* TO DO: Each line of the listing that contains the word "Scene" is to be copied.
---- THE INPUT
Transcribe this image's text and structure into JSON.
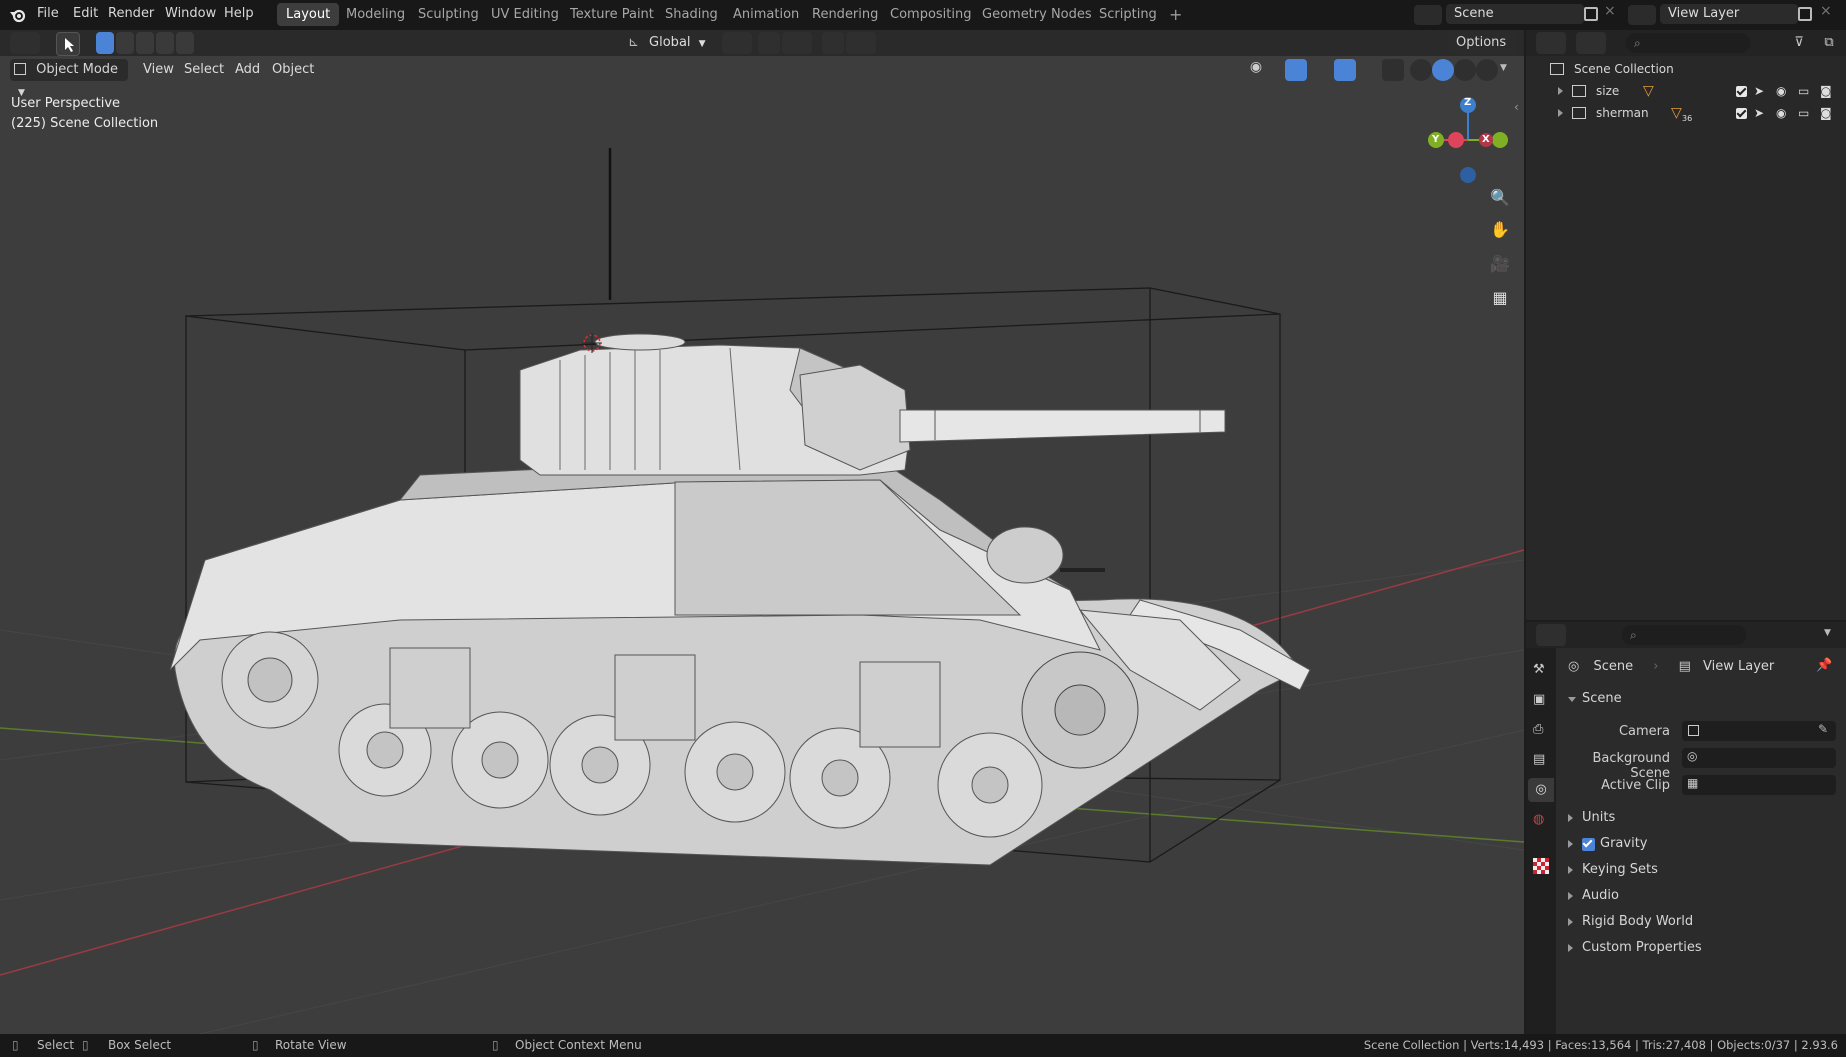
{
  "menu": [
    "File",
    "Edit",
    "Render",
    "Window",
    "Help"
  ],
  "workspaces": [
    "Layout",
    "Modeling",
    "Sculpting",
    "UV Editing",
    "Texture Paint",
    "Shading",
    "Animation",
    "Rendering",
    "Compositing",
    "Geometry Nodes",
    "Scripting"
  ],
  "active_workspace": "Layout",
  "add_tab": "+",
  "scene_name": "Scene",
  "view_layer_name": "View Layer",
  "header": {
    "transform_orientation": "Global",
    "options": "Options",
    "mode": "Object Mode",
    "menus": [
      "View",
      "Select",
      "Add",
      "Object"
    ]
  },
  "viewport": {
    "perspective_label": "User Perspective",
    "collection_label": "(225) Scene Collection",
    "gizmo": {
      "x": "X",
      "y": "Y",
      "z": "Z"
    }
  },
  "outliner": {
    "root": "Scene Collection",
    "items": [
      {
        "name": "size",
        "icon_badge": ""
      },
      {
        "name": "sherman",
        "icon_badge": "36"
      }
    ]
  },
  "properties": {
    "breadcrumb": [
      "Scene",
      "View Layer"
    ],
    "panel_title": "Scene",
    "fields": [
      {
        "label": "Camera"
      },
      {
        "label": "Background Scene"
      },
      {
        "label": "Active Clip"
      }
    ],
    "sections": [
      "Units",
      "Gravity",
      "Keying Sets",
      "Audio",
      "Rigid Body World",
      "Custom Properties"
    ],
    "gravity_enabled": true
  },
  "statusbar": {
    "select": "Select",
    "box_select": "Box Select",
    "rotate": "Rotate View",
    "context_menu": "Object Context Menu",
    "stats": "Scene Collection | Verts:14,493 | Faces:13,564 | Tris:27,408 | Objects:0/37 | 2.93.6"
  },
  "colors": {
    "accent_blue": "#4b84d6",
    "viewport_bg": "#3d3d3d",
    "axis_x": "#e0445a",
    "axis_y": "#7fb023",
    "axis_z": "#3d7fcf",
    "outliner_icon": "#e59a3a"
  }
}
--------
* EXERCISE RESULT:
  "scene_name": "Scene",
    "collection_label": "(225) Scene Collection",
    "root": "Scene Collection",
      "Scene",
    "panel_title": "Scene",
        "label": "Background Scene"
    "stats": "Scene Collection | Verts:14,493 | Faces:13,564 | Tris:27,408 | Objects:0/37 | 2.93.6"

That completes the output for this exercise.